## JOBS
[1] Replace "valuable" with "useful" in the seed-starting text below, and write out the passage from "There is a load" to "and success tips.".
[2] Summarize the seed-starting text below in two sentences.

## SELECTED EXTRACT
========
Here are some of the most common mistakes made when starting seeds indoors and what you can do to avoid them.

Not knowing what to plant or when to plant

Seed starting success depends on knowing what is best to start indoors and when to start the seeds. Starting seeds that are not suited for your climate may end in disaster. Know which varieties will do best in your growing zone before starting any seeds indoors. Once you know which varieties to plant, you have to understand when the best time is to start them. 

Starting seeds indoors too soon may result in plants that are ready to be transplanted before it is warm enough outdoors. You may have seedlings on your hands that are too large and growing out of their starting containers. Starting seeds too late may result in plants that don’t mature enough to transplant when the right time comes – these plants may not perform well because of this limited head start. Some seeds don’t even like to be started indoors at all. Examples include carrots and radishes that prefer to be started outdoors once the weather permits.

Not reading seed packages carefully

There is a load of valuable information printed on most seed packages. Some packages contain great information on seed starting, planting, germination rate, soil preference, spacing, fertilization, pest control, and success tips. 

Not understanding light requirements

Seedlings need at least 4-6 hours of direct sun, not filtered sunlight. If you can’t provide this, grow lights are essential. A south or west-facing window is the best natural light option, but even these windows are not enough in some climates. Carefully assess your sunlight before starting seeds.
========
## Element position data
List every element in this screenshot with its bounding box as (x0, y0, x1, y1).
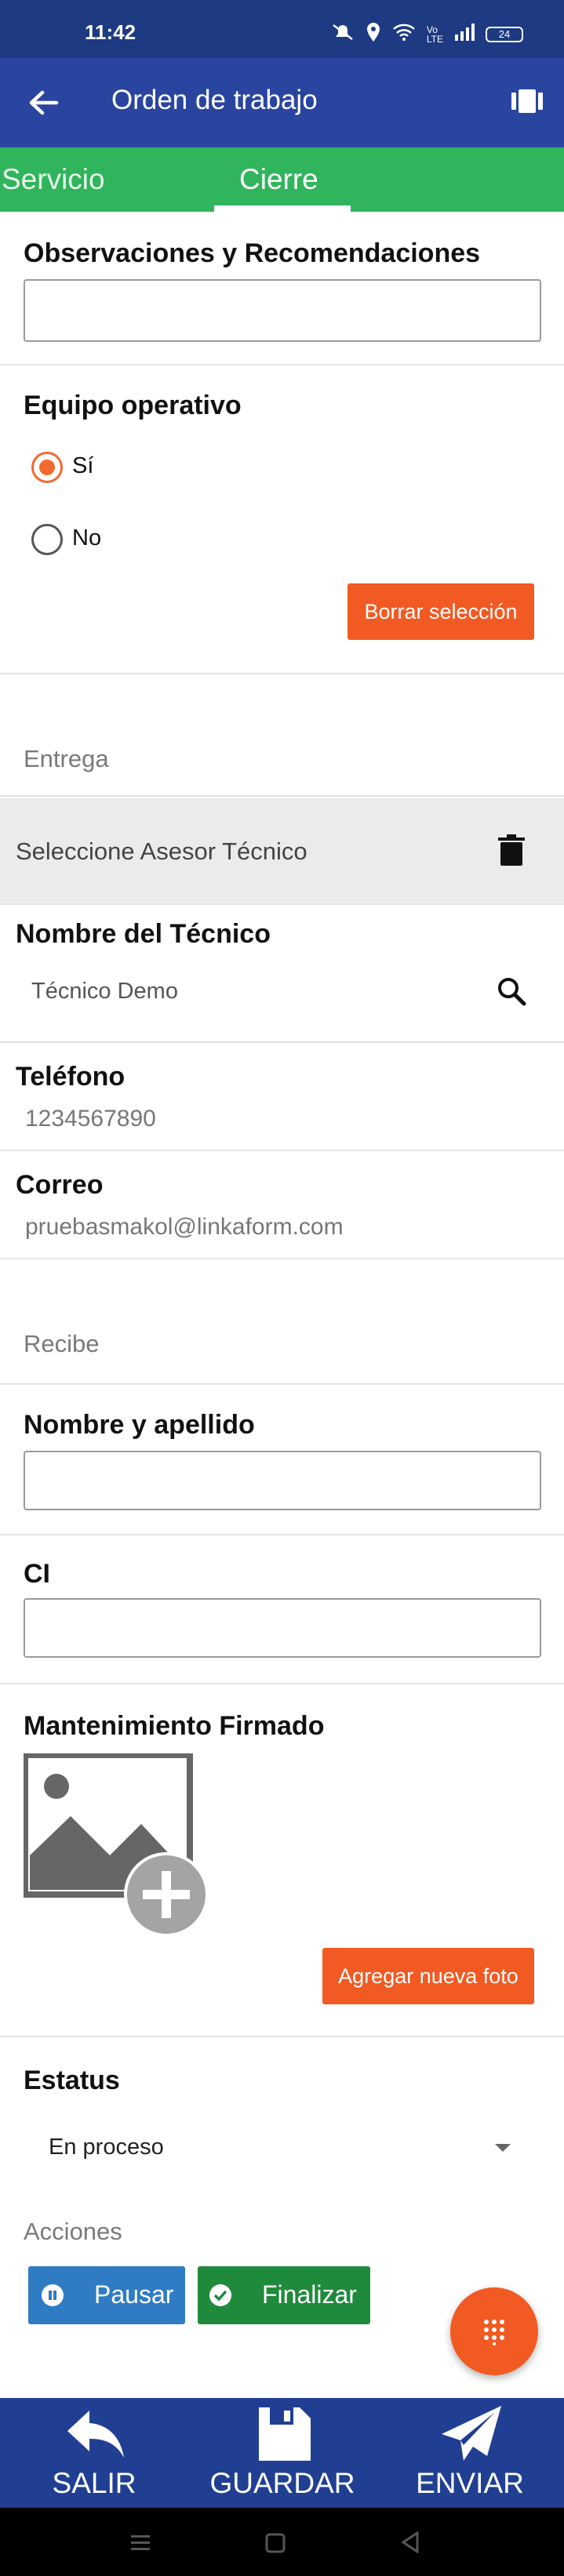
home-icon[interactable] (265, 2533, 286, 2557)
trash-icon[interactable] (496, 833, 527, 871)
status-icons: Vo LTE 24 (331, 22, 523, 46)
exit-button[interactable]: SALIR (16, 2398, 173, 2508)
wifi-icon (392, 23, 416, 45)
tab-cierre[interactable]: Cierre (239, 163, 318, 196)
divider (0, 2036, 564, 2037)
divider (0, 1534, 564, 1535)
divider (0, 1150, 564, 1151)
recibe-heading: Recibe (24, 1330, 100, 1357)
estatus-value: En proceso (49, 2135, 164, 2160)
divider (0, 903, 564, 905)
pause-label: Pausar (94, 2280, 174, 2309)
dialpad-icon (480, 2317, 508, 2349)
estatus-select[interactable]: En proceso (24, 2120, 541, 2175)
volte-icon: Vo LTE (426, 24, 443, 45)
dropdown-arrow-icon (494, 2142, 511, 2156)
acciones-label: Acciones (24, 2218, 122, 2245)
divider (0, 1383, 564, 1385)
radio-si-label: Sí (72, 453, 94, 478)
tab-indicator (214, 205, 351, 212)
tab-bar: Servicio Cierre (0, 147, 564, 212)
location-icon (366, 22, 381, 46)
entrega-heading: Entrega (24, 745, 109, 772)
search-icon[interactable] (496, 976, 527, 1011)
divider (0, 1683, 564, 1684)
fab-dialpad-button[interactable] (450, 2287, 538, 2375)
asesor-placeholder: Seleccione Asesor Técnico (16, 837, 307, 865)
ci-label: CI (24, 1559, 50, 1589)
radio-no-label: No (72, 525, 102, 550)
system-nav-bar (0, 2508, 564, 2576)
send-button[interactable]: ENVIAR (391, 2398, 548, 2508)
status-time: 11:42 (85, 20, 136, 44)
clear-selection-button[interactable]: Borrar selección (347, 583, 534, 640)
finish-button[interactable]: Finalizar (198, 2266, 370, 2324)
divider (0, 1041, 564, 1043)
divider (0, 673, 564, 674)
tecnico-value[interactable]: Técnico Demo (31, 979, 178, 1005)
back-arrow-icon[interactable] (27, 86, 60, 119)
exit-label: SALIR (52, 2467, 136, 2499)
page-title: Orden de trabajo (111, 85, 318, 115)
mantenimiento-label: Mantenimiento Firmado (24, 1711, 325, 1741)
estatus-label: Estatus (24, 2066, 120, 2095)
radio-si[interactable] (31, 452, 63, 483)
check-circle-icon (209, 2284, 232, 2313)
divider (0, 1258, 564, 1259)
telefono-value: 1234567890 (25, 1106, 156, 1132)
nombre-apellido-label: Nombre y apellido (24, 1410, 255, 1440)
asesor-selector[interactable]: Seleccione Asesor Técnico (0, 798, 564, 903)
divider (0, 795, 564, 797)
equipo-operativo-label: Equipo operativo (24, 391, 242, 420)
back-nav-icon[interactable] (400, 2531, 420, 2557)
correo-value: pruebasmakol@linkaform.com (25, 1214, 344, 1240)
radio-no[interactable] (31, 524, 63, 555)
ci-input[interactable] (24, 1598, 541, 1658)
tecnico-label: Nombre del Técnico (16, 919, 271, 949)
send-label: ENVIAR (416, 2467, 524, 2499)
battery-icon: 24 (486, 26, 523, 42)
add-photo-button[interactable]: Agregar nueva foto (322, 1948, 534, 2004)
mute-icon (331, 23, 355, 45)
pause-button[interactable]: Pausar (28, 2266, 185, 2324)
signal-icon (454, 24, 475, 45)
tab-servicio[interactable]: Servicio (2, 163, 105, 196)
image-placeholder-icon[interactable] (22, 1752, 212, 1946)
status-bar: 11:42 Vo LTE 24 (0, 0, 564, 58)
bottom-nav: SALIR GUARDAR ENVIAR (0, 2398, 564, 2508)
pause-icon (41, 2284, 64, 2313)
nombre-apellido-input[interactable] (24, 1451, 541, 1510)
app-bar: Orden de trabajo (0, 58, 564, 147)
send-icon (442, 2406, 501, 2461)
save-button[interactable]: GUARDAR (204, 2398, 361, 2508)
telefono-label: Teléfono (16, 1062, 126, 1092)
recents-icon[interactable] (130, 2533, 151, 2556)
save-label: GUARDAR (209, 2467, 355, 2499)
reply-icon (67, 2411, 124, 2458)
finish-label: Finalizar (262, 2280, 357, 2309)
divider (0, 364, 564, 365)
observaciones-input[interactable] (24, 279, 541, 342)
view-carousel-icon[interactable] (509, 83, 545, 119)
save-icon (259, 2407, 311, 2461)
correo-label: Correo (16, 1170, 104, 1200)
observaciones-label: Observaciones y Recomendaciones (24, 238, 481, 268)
========
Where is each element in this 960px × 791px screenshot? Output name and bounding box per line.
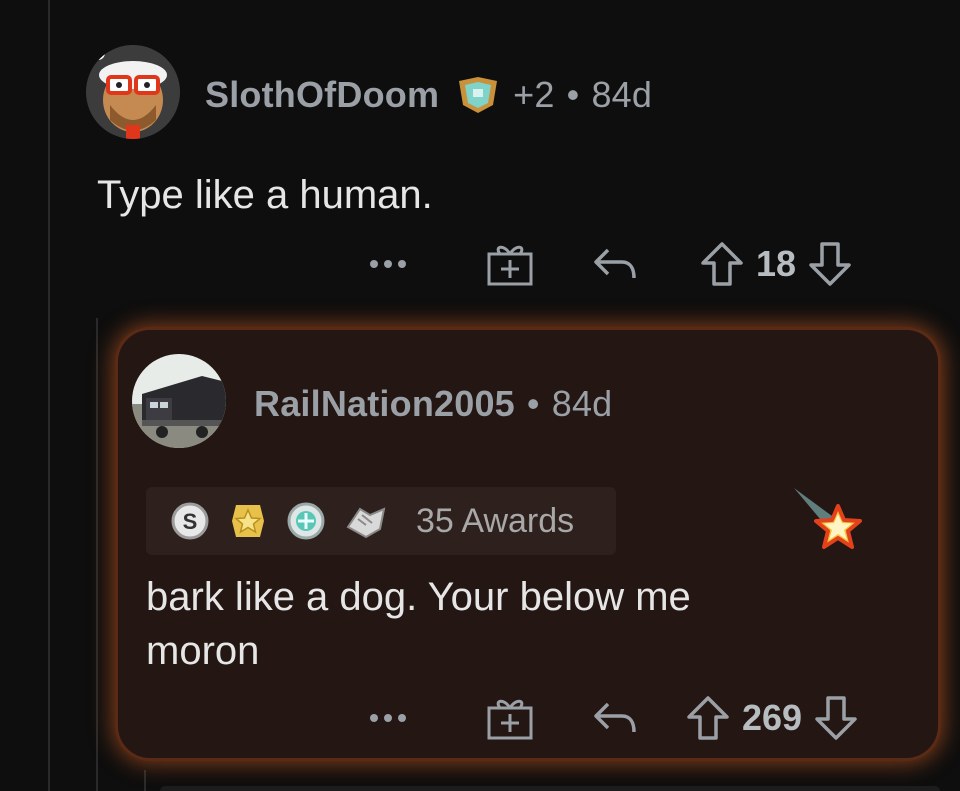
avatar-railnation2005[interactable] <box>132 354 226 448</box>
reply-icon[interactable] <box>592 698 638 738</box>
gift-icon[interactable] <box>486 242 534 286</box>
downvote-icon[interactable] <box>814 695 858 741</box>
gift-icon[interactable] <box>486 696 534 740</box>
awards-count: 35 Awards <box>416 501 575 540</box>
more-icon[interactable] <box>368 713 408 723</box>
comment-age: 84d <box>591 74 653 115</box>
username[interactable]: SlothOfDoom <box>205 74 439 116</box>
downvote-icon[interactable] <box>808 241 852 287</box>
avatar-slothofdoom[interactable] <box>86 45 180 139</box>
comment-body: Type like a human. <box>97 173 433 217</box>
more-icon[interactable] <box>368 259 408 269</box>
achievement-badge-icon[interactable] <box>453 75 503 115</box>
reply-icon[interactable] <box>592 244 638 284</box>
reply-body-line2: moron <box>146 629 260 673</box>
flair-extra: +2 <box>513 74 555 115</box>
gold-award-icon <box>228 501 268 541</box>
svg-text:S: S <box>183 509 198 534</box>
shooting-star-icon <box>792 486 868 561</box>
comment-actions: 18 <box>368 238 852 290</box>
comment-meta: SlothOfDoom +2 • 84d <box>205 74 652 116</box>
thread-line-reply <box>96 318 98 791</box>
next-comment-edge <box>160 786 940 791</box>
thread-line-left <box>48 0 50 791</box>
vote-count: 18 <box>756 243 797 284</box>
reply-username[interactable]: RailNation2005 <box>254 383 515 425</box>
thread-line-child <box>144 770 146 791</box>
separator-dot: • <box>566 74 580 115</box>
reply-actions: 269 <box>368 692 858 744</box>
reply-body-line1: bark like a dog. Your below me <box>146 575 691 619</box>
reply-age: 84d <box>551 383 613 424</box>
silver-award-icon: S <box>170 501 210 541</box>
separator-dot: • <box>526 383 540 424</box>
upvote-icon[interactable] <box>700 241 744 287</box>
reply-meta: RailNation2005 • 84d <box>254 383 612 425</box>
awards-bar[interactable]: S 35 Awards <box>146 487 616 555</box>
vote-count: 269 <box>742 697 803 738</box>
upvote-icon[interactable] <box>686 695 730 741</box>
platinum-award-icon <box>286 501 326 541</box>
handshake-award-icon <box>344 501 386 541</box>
========
## ANSWERS TO EACH TASK
[1]
There is a load of useful information printed on most seed packages. Some packages contain great information on seed starting, planting, germination rate, soil preference, spacing, fertilization, pest control, and success tips.

[2] Starting seeds indoors succeeds when you know which varieties suit your growing zone and when to start them, because starting too soon or too late causes problems, and some seeds such as carrots and radishes prefer to be started outdoors. Seed packages hold valuable information, and seedlings need at least 4-6 hours of direct sun, so grow lights are essential if that can't be provided.